■ What is required:
Find how many lines contain the word "phase" and state that number alone.

■ Dataset rows:
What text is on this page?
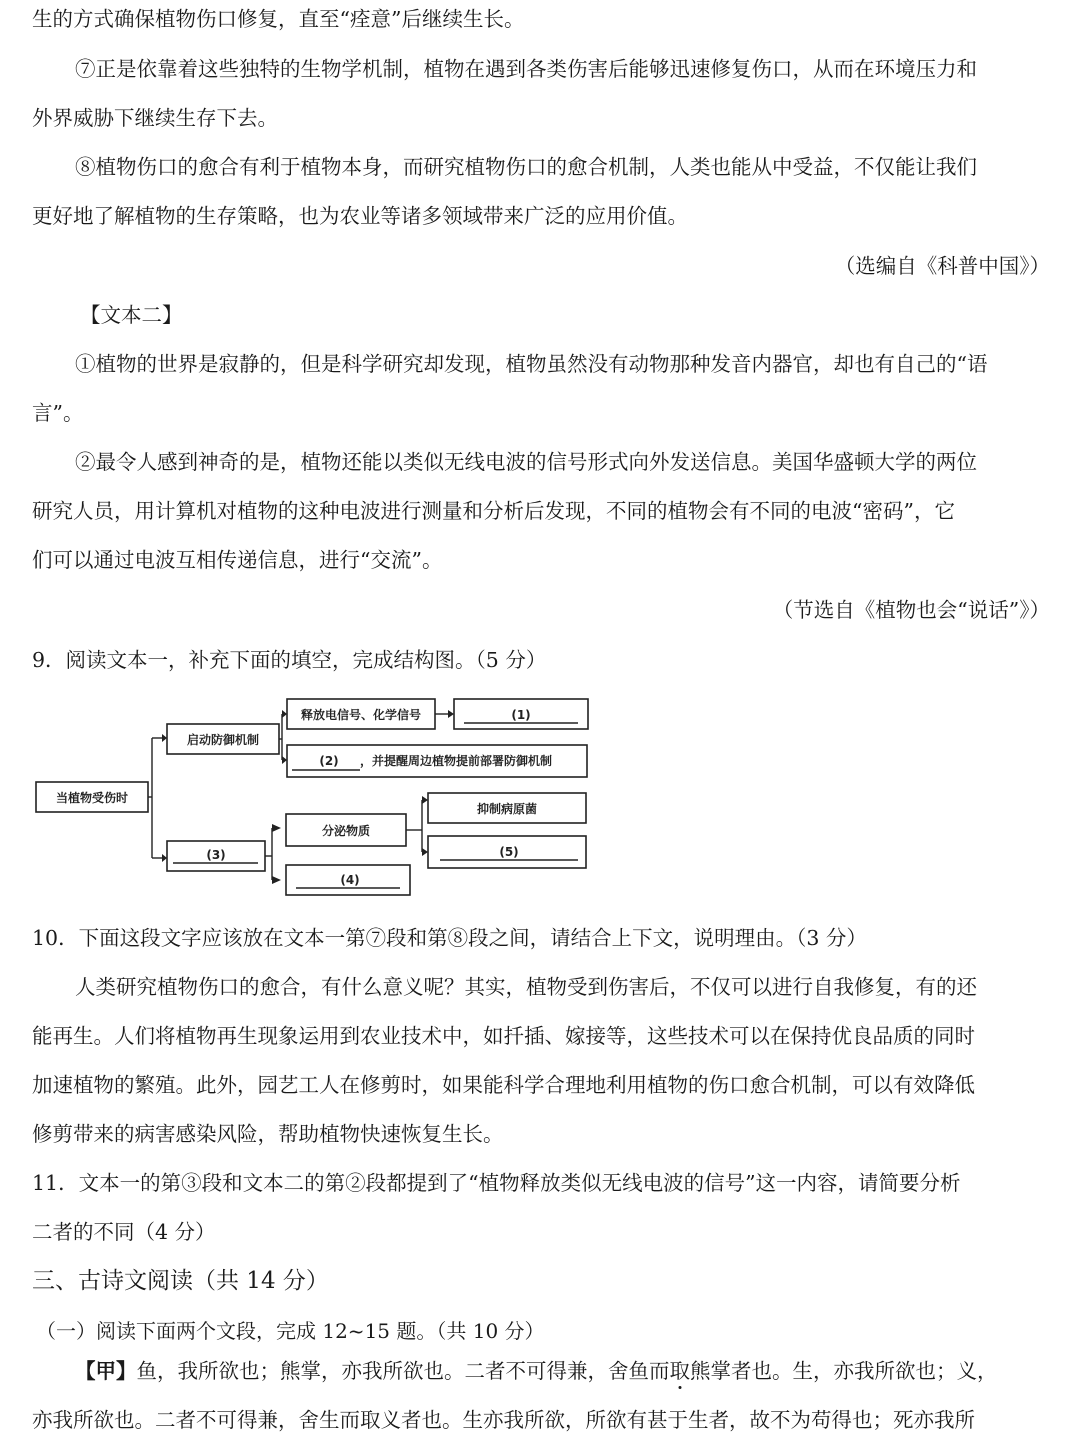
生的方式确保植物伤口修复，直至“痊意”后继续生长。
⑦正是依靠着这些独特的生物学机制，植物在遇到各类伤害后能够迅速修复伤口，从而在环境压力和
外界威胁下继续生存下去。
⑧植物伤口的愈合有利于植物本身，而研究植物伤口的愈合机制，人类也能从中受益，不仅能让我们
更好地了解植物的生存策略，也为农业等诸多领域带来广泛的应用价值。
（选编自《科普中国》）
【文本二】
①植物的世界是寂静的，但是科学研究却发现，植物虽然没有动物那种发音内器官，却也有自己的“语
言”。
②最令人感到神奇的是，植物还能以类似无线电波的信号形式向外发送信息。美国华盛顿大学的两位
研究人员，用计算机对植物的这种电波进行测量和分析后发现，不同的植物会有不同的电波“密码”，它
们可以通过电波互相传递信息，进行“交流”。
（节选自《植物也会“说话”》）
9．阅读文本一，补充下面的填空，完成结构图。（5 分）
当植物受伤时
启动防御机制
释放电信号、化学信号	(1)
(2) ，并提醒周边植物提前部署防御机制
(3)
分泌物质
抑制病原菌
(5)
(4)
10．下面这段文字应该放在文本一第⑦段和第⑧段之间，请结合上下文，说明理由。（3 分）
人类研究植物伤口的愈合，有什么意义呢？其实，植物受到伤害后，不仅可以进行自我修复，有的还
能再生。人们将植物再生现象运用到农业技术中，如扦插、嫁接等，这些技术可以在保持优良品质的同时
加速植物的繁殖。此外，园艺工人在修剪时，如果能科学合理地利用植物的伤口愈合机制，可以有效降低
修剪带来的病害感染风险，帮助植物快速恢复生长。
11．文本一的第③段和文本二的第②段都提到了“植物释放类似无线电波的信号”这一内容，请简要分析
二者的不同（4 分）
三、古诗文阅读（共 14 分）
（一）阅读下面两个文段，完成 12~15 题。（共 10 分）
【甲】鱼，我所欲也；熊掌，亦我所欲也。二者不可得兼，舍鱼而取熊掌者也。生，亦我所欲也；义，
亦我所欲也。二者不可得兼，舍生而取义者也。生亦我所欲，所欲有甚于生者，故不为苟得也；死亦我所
==
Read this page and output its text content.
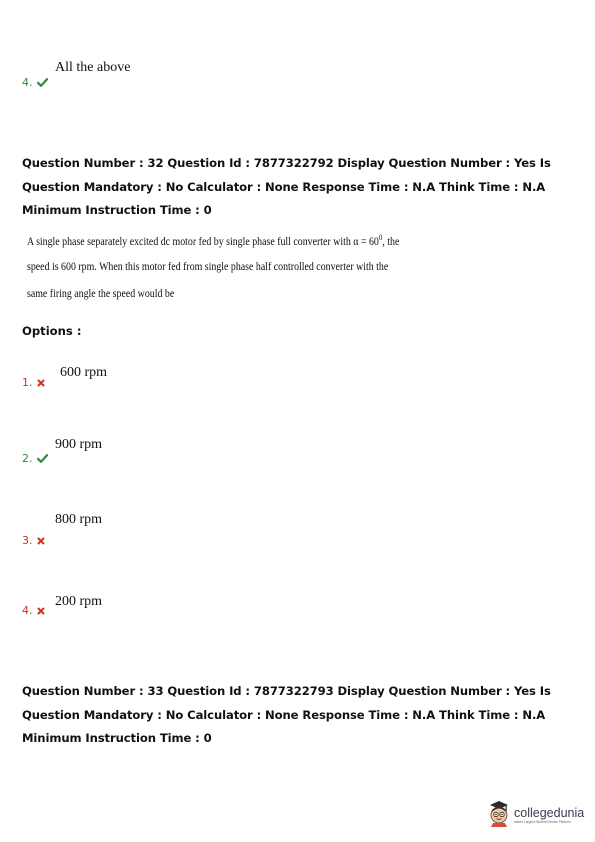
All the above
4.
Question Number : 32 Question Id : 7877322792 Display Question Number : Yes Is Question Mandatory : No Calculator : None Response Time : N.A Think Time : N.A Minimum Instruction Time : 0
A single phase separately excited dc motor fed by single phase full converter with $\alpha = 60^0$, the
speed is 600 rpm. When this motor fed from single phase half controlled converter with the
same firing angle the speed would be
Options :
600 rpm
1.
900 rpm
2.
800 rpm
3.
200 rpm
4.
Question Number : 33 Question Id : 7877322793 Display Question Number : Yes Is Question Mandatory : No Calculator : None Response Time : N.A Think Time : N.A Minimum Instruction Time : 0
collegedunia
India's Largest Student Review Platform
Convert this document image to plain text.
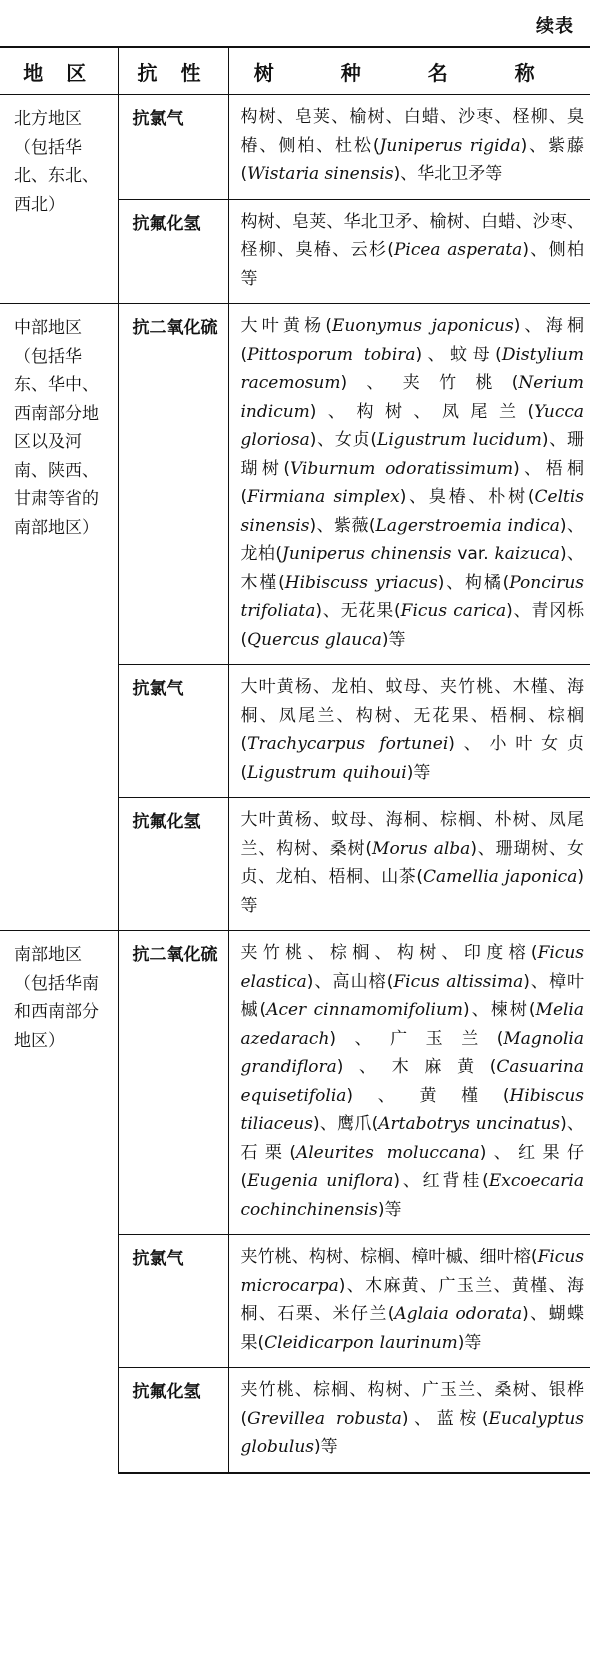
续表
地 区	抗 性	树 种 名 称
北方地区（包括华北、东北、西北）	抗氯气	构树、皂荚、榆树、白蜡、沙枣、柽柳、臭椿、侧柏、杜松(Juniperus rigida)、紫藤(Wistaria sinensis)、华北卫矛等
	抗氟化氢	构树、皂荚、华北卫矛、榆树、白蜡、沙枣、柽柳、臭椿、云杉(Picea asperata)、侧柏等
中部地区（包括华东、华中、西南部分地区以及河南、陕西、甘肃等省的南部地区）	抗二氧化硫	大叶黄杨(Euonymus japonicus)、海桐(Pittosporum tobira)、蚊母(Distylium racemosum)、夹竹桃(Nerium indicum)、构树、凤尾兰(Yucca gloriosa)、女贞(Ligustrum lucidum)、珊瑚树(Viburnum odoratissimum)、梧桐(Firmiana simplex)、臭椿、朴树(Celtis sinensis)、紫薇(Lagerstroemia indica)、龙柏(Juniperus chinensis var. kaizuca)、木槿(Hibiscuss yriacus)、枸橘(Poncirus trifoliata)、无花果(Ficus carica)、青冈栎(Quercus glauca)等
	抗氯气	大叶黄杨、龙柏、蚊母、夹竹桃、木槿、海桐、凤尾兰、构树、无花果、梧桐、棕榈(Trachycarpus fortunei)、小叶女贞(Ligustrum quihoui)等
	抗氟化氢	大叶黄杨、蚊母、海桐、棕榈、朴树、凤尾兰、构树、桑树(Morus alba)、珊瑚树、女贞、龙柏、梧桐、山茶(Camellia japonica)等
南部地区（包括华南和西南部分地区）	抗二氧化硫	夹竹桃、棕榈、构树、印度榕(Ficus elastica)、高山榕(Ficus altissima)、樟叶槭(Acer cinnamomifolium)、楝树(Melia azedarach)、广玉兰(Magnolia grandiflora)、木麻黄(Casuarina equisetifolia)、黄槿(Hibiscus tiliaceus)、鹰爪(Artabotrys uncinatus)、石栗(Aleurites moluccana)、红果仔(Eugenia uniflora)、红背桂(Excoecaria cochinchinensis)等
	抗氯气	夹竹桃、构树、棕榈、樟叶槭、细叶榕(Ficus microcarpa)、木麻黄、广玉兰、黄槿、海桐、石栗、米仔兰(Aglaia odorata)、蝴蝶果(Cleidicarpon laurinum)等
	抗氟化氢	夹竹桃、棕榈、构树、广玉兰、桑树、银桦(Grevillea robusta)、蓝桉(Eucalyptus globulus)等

■ Solved exercise:
2